> TASK DESCRIPTION:
Copy out, from the entries below, each line holding the string "JSON".
== AVAILABLE DATA
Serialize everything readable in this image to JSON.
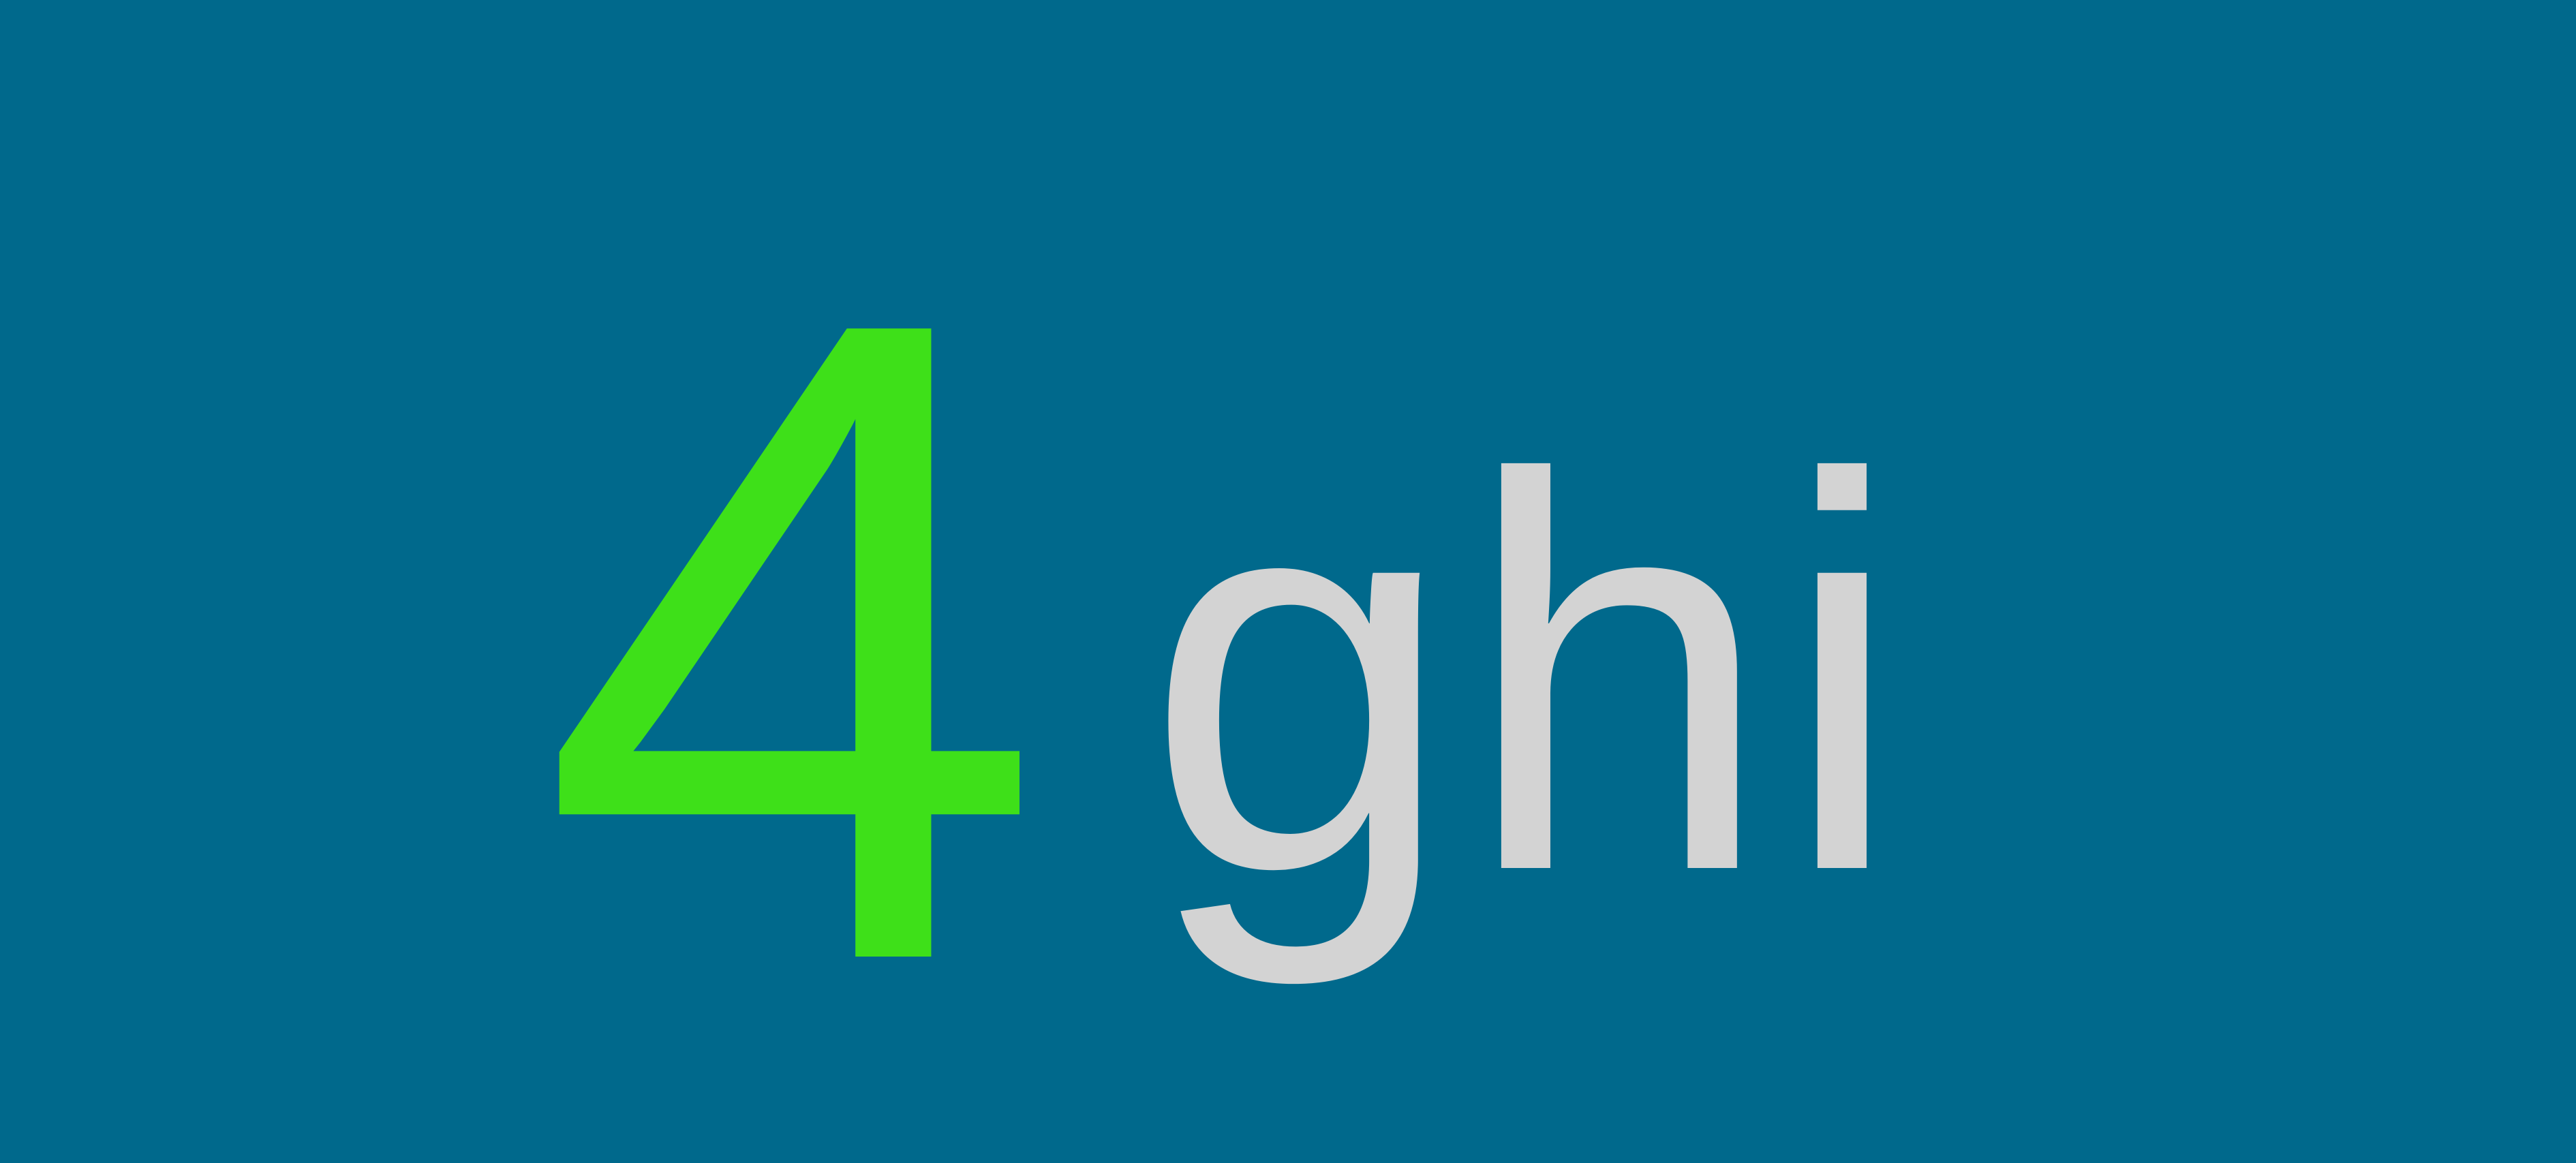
{
  "colors": {
    "background": "#00698C",
    "digit": "#3EE019",
    "letters": "#D3D3D3"
  },
  "key": {
    "digit": "4",
    "letters": "ghi"
  }
}
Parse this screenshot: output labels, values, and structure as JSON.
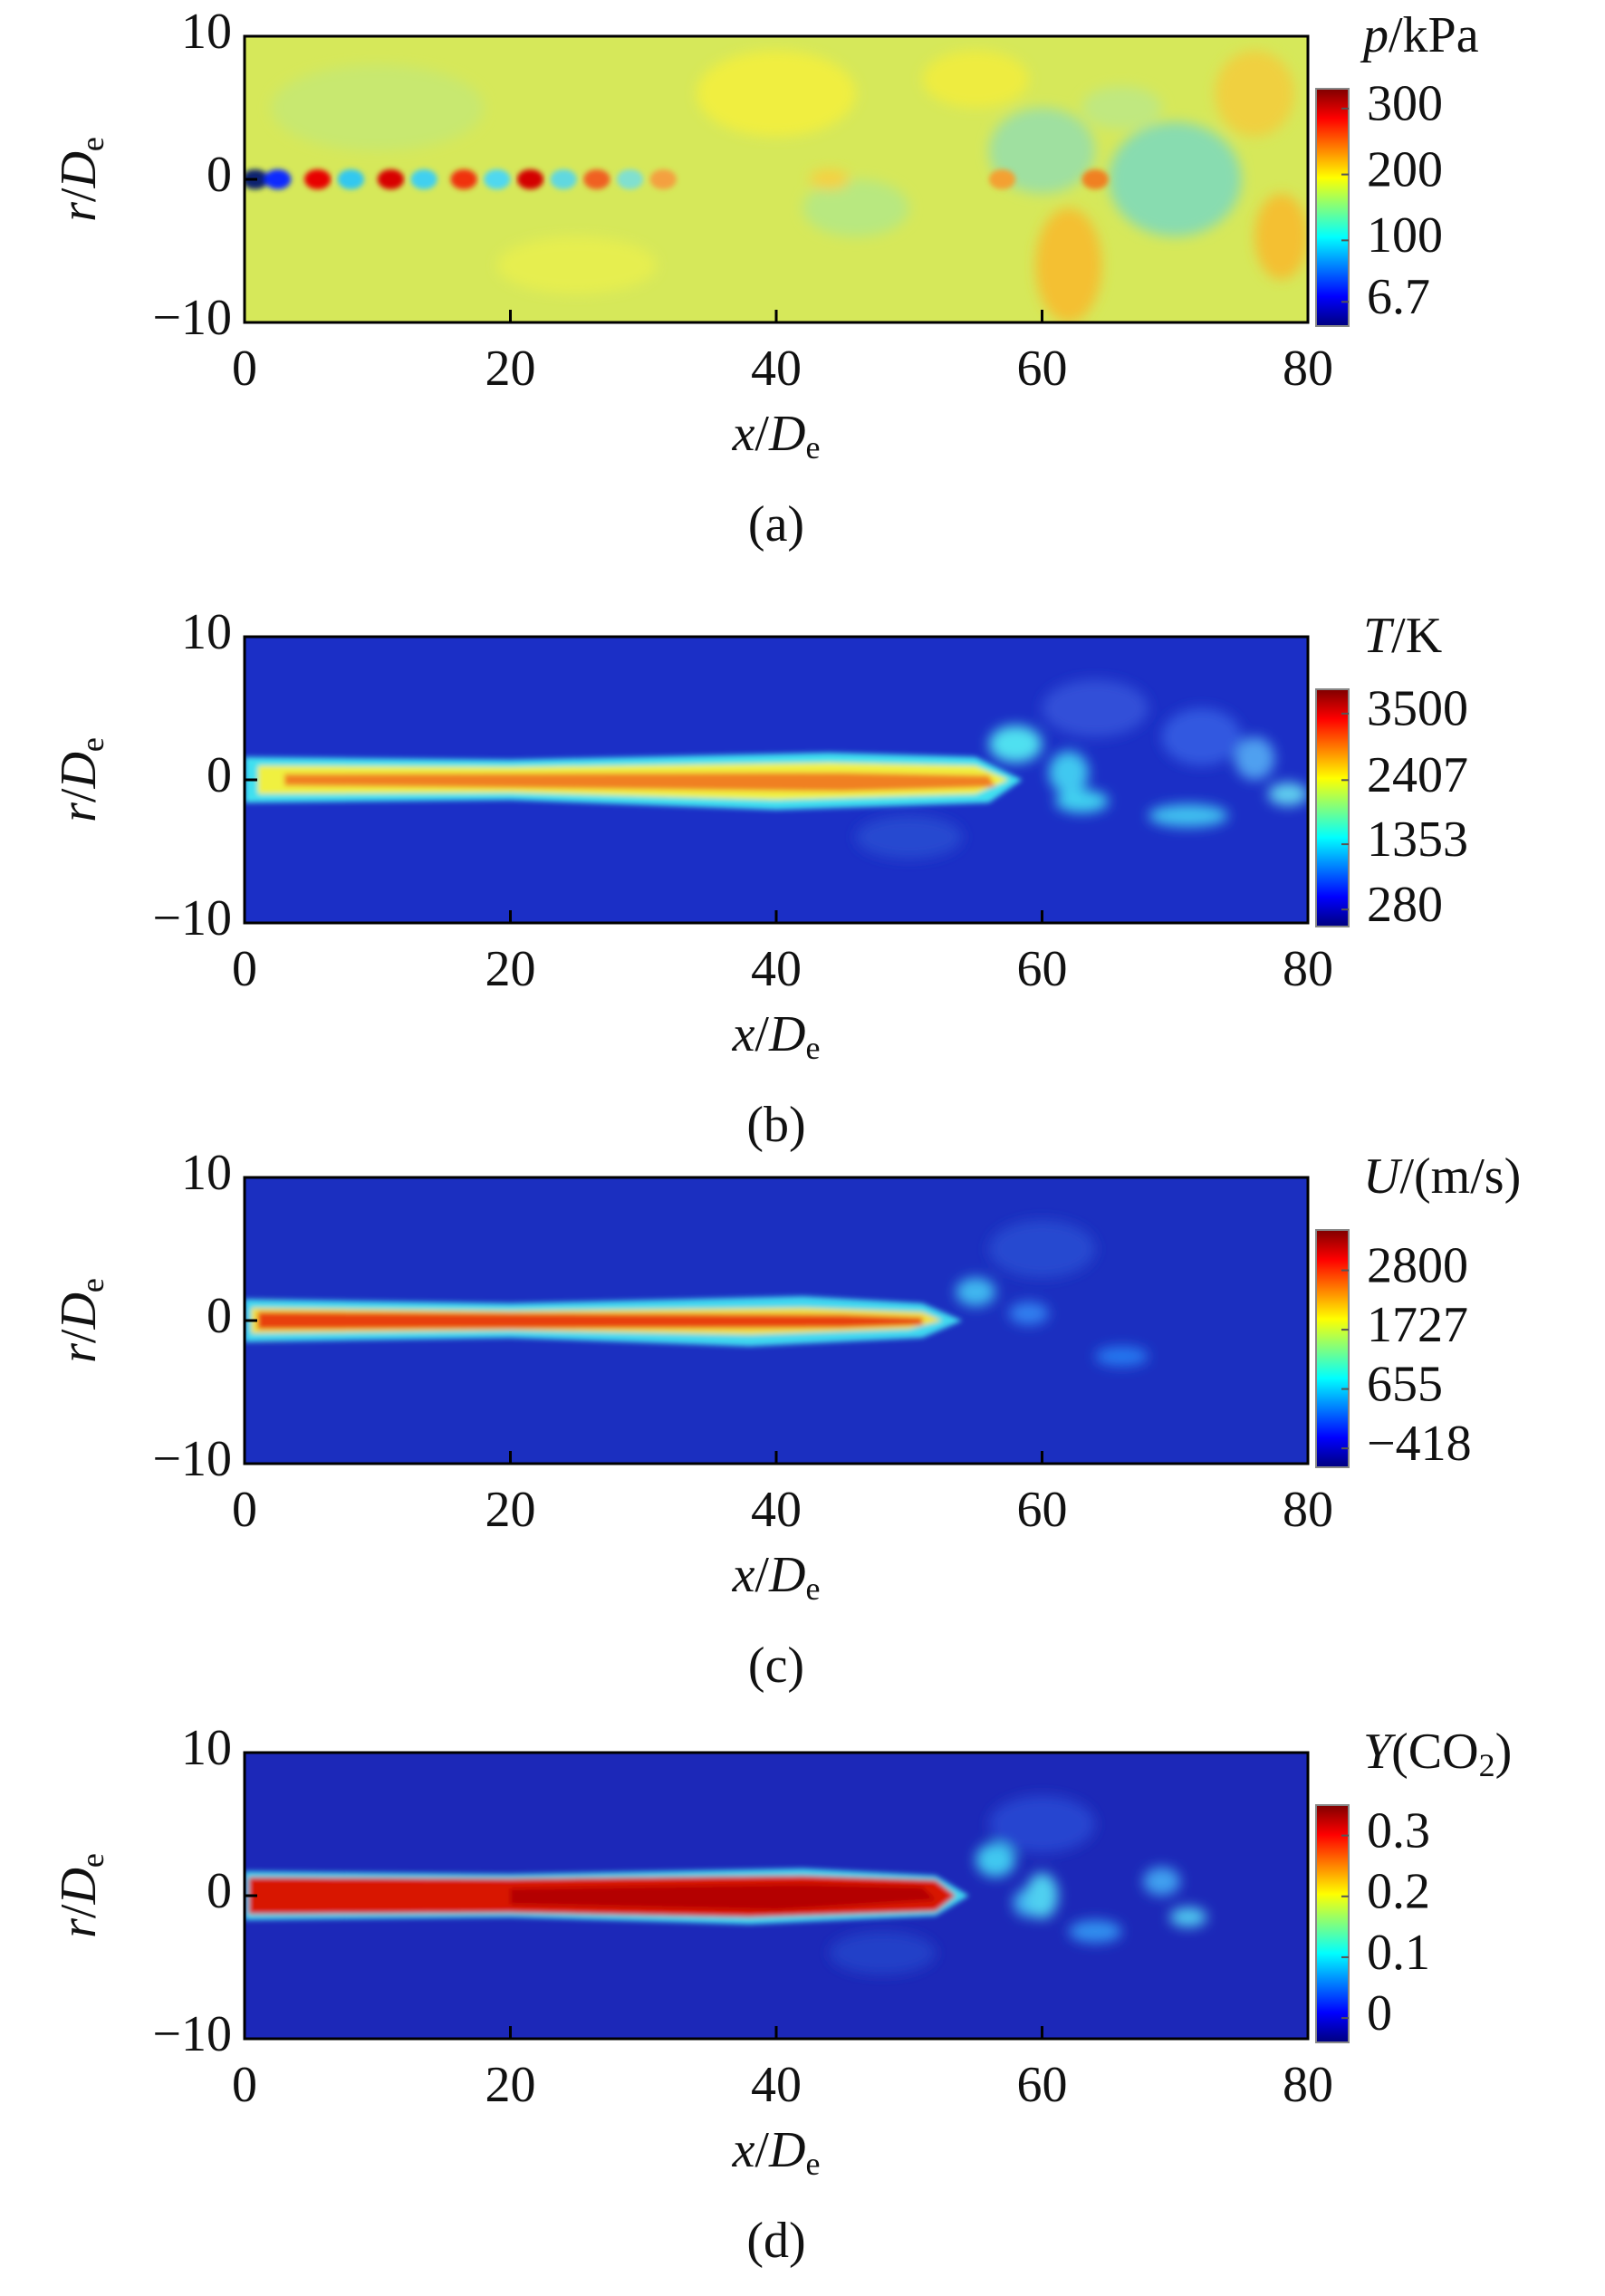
{
  "chart_data": [
    {
      "type": "contour",
      "caption": "(a)",
      "xlabel": [
        "x",
        "/",
        "D",
        "e"
      ],
      "ylabel": [
        "r",
        "/",
        "D",
        "e"
      ],
      "xlim": [
        0,
        80
      ],
      "xticks": [
        0,
        20,
        40,
        60,
        80
      ],
      "ylim": [
        -10,
        10
      ],
      "yticks": [
        {
          "value": -10,
          "label": "−10"
        },
        0,
        10
      ],
      "colorbar": {
        "title": [
          "p",
          "/kPa"
        ],
        "lim": [
          -30,
          330
        ],
        "ticks": [
          300,
          200,
          100,
          6.7
        ]
      },
      "colormap": [
        "#00007f",
        "#0000ff",
        "#007fff",
        "#00ffff",
        "#7fff7f",
        "#ffff00",
        "#ff7f00",
        "#ff0000",
        "#7f0000"
      ]
    },
    {
      "type": "contour",
      "caption": "(b)",
      "xlabel": [
        "x",
        "/",
        "D",
        "e"
      ],
      "ylabel": [
        "r",
        "/",
        "D",
        "e"
      ],
      "xlim": [
        0,
        80
      ],
      "xticks": [
        0,
        20,
        40,
        60,
        80
      ],
      "ylim": [
        -10,
        10
      ],
      "yticks": [
        {
          "value": -10,
          "label": "−10"
        },
        0,
        10
      ],
      "colorbar": {
        "title": [
          "T",
          "/K"
        ],
        "lim": [
          0,
          3900
        ],
        "ticks": [
          3500,
          2407,
          1353,
          280
        ]
      },
      "colormap": [
        "#00007f",
        "#0000ff",
        "#007fff",
        "#00ffff",
        "#7fff7f",
        "#ffff00",
        "#ff7f00",
        "#ff0000",
        "#7f0000"
      ]
    },
    {
      "type": "contour",
      "caption": "(c)",
      "xlabel": [
        "x",
        "/",
        "D",
        "e"
      ],
      "ylabel": [
        "r",
        "/",
        "D",
        "e"
      ],
      "xlim": [
        0,
        80
      ],
      "xticks": [
        0,
        20,
        40,
        60,
        80
      ],
      "ylim": [
        -10,
        10
      ],
      "yticks": [
        {
          "value": -10,
          "label": "−10"
        },
        0,
        10
      ],
      "colorbar": {
        "title": [
          "U",
          "/(m/s)"
        ],
        "lim": [
          -760,
          3530
        ],
        "ticks": [
          2800,
          1727,
          655,
          {
            "value": -418,
            "label": "−418"
          }
        ]
      },
      "colormap": [
        "#00007f",
        "#0000ff",
        "#007fff",
        "#00ffff",
        "#7fff7f",
        "#ffff00",
        "#ff7f00",
        "#ff0000",
        "#7f0000"
      ]
    },
    {
      "type": "contour",
      "caption": "(d)",
      "xlabel": [
        "x",
        "/",
        "D",
        "e"
      ],
      "ylabel": [
        "r",
        "/",
        "D",
        "e"
      ],
      "xlim": [
        0,
        80
      ],
      "xticks": [
        0,
        20,
        40,
        60,
        80
      ],
      "ylim": [
        -10,
        10
      ],
      "yticks": [
        {
          "value": -10,
          "label": "−10"
        },
        0,
        10
      ],
      "colorbar": {
        "title": [
          "Y",
          "(CO",
          "2",
          ")"
        ],
        "lim": [
          -0.04,
          0.35
        ],
        "ticks": [
          0.3,
          0.2,
          0.1,
          0
        ]
      },
      "colormap": [
        "#00007f",
        "#0000ff",
        "#007fff",
        "#00ffff",
        "#7fff7f",
        "#ffff00",
        "#ff7f00",
        "#ff0000",
        "#7f0000"
      ]
    }
  ]
}
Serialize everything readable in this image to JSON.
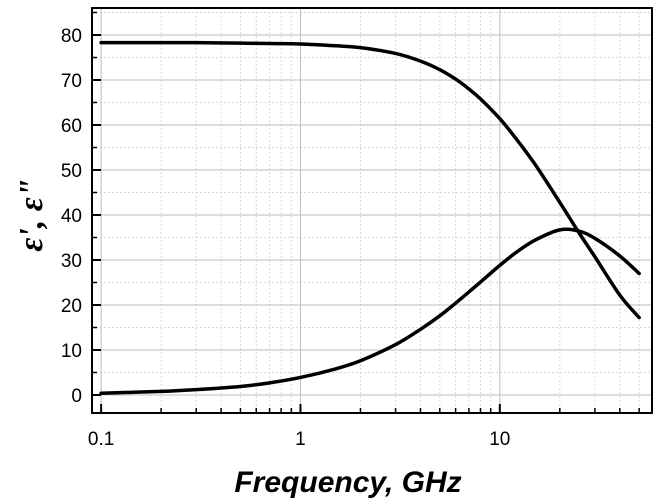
{
  "chart_data": {
    "type": "line",
    "title": "",
    "xlabel": "Frequency,  GHz",
    "ylabel": "ε', ε\"",
    "x_scale": "log",
    "xlim": [
      0.09,
      58
    ],
    "ylim": [
      -4,
      86
    ],
    "x_ticks": [
      {
        "value": 0.1,
        "label": "0.1"
      },
      {
        "value": 1,
        "label": "1"
      },
      {
        "value": 10,
        "label": "10"
      }
    ],
    "y_ticks": [
      {
        "value": 0,
        "label": "0"
      },
      {
        "value": 10,
        "label": "10"
      },
      {
        "value": 20,
        "label": "20"
      },
      {
        "value": 30,
        "label": "30"
      },
      {
        "value": 40,
        "label": "40"
      },
      {
        "value": 50,
        "label": "50"
      },
      {
        "value": 60,
        "label": "60"
      },
      {
        "value": 70,
        "label": "70"
      },
      {
        "value": 80,
        "label": "80"
      }
    ],
    "grid": true,
    "series_color": "#000000",
    "series": [
      {
        "x": [
          0.1,
          0.2,
          0.3,
          0.5,
          0.7,
          1,
          1.5,
          2,
          3,
          4,
          5,
          6,
          7,
          8,
          10,
          12,
          15,
          20,
          25,
          30,
          40,
          50
        ],
        "values": [
          78.3,
          78.3,
          78.3,
          78.2,
          78.1,
          78.0,
          77.6,
          77.2,
          75.9,
          74.2,
          72.3,
          70.2,
          68.0,
          65.8,
          61.4,
          57.1,
          51.3,
          42.8,
          36.0,
          30.7,
          22.2,
          17.2
        ]
      },
      {
        "x": [
          0.1,
          0.2,
          0.3,
          0.5,
          0.7,
          1,
          1.5,
          2,
          3,
          4,
          5,
          6,
          7,
          8,
          10,
          12,
          15,
          20,
          25,
          30,
          40,
          50
        ],
        "values": [
          0.4,
          0.8,
          1.2,
          1.9,
          2.7,
          3.9,
          5.8,
          7.6,
          11.2,
          14.6,
          17.6,
          20.4,
          22.9,
          25.1,
          28.8,
          31.6,
          34.4,
          36.7,
          36.4,
          34.8,
          30.9,
          27.0
        ]
      }
    ]
  }
}
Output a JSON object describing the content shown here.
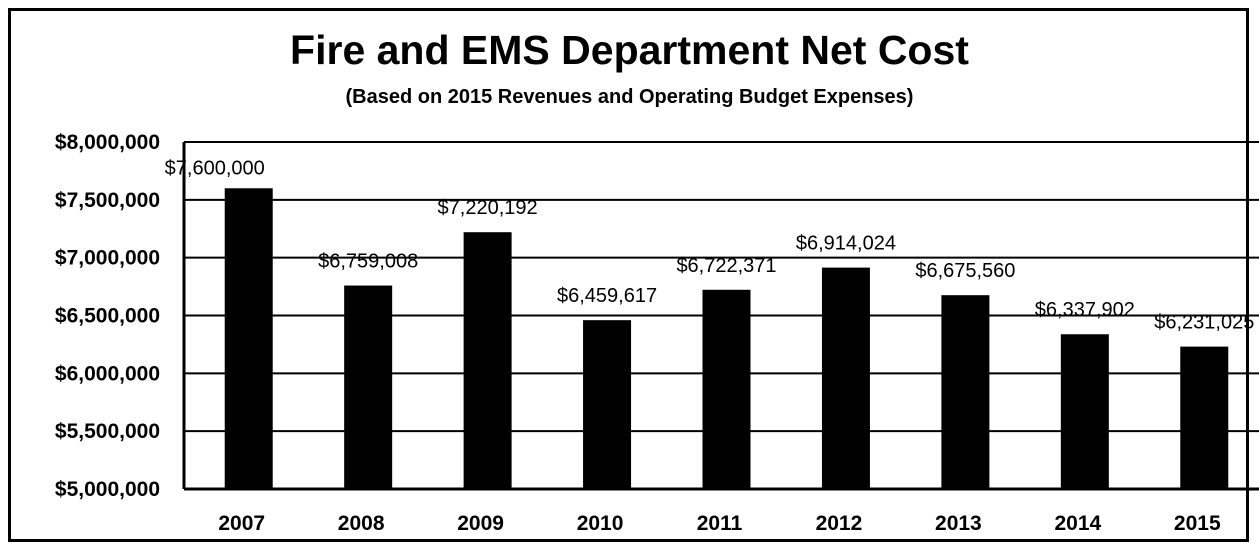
====
> RESULT BELOW:
Serialize everything readable in this image to JSON.
Parse this screenshot: output labels, values, and structure as JSON.
Serialize everything readable in this image to JSON.
Output a JSON object describing the content shown here.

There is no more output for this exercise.